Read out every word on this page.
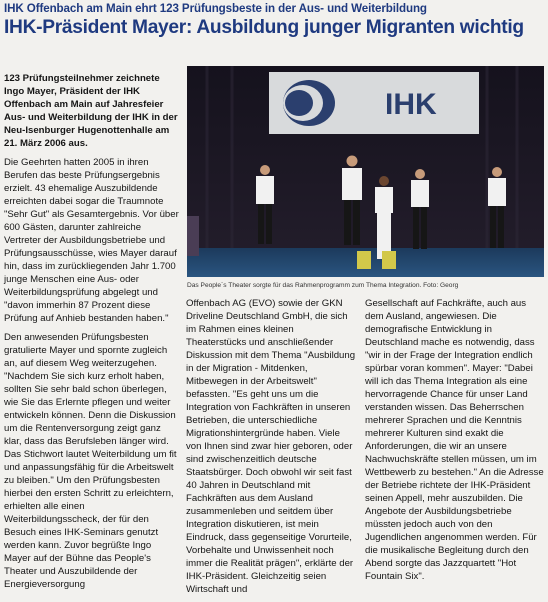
IHK Offenbach am Main ehrt 123 Prüfungsbeste in der Aus- und Weiterbildung
IHK-Präsident Mayer: Ausbildung junger Migranten wichtig

123 Prüfungsteilnehmer zeichnete Ingo Mayer, Präsident der IHK Offenbach am Main auf Jahresfeier Aus- und Weiterbildung der IHK in der Neu-Isenburger Hugenottenhalle am 21. März 2006 aus.

Die Geehrten hatten 2005 in ihren Berufen das beste Prüfungsergebnis erzielt. 43 ehemalige Auszubildende erreichten dabei sogar die Traumnote "Sehr Gut" als Gesamtergebnis. Vor über 600 Gästen, darunter zahlreiche Vertreter der Ausbildungsbetriebe und Prüfungsausschüsse, wies Mayer darauf hin, dass im zurückliegenden Jahr 1.700 junge Menschen eine Aus- oder Weiterbildungsprüfung abgelegt und "davon immerhin 87 Prozent diese Prüfung auf Anhieb bestanden haben."

Den anwesenden Prüfungsbesten gratulierte Mayer und spornte zugleich an, auf diesem Weg weiterzugehen. "Nachdem Sie sich kurz erholt haben, sollten Sie sehr bald schon überlegen, wie Sie das Erlernte pflegen und weiter entwickeln können. Denn die Diskussion um die Rentenversorgung zeigt ganz klar, dass das Berufsleben länger wird. Das Stichwort lautet Weiterbildung um fit und anpassungsfähig für die Arbeitswelt zu bleiben." Um den Prüfungsbesten hierbei den ersten Schritt zu erleichtern, erhielten alle einen Weiterbildungsscheck, der für den Besuch eines IHK-Seminars genutzt werden kann. Zuvor begrüßte Ingo Mayer auf der Bühne das People's Theater und Auszubildende der Energieversorgung

IHK
Das People´s Theater sorgte für das Rahmenprogramm zum Thema Integration. Foto: Georg

Offenbach AG (EVO) sowie der GKN Driveline Deutschland GmbH, die sich im Rahmen eines kleinen Theaterstücks und anschließender Diskussion mit dem Thema "Ausbildung in der Migration - Mitdenken, Mitbewegen in der Arbeitswelt" befassten. "Es geht uns um die Integration von Fachkräften in unseren Betrieben, die unterschiedliche Migrationshintergründe haben. Viele von Ihnen sind zwar hier geboren, oder sind zwischenzeitlich deutsche Staatsbürger. Doch obwohl wir seit fast 40 Jahren in Deutschland mit Fachkräften aus dem Ausland zusammenleben und seitdem über Integration diskutieren, ist mein Eindruck, dass gegenseitige Vorurteile, Vorbehalte und Unwissenheit noch immer die Realität prägen", erklärte der IHK-Präsident. Gleichzeitig seien Wirtschaft und

Gesellschaft auf Fachkräfte, auch aus dem Ausland, angewiesen. Die demografische Entwicklung in Deutschland mache es notwendig, dass "wir in der Frage der Integration endlich spürbar voran kommen". Mayer: "Dabei will ich das Thema Integration als eine hervorragende Chance für unser Land verstanden wissen. Das Beherrschen mehrerer Sprachen und die Kenntnis mehrerer Kulturen sind exakt die Anforderungen, die wir an unsere Nachwuchskräfte stellen müssen, um im Wettbewerb zu bestehen." An die Adresse der Betriebe richtete der IHK-Präsident seinen Appell, mehr auszubilden. Die Angebote der Ausbildungsbetriebe müssten jedoch auch von den Jugendlichen angenommen werden. Für die musikalische Begleitung durch den Abend sorgte das Jazzquartett "Hot Fountain Six".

WHAT THE TASK ASKS:
Every line of the listing above that contains "werden" is to be copied.

EXERCISE OUTPUT:
Den anwesenden Prüfungsbesten gratulierte Mayer und spornte zugleich an, auf diesem Weg weiterzugehen. "Nachdem Sie sich kurz erholt haben, sollten Sie sehr bald schon überlegen, wie Sie das Erlernte pflegen und weiter entwickeln können. Denn die Diskussion um die Rentenversorgung zeigt ganz klar, dass das Berufsleben länger wird. Das Stichwort lautet Weiterbildung um fit und anpassungsfähig für die Arbeitswelt zu bleiben." Um den Prüfungsbesten hierbei den ersten Schritt zu erleichtern, erhielten alle einen Weiterbildungsscheck, der für den Besuch eines IHK-Seminars genutzt werden kann. Zuvor begrüßte Ingo Mayer auf der Bühne das People's Theater und Auszubildende der Energieversorgung
Gesellschaft auf Fachkräfte, auch aus dem Ausland, angewiesen. Die demografische Entwicklung in Deutschland mache es notwendig, dass "wir in der Frage der Integration endlich spürbar voran kommen". Mayer: "Dabei will ich das Thema Integration als eine hervorragende Chance für unser Land verstanden wissen. Das Beherrschen mehrerer Sprachen und die Kenntnis mehrerer Kulturen sind exakt die Anforderungen, die wir an unsere Nachwuchskräfte stellen müssen, um im Wettbewerb zu bestehen." An die Adresse der Betriebe richtete der IHK-Präsident seinen Appell, mehr auszubilden. Die Angebote der Ausbildungsbetriebe müssten jedoch auch von den Jugendlichen angenommen werden. Für die musikalische Begleitung durch den Abend sorgte das Jazzquartett "Hot Fountain Six".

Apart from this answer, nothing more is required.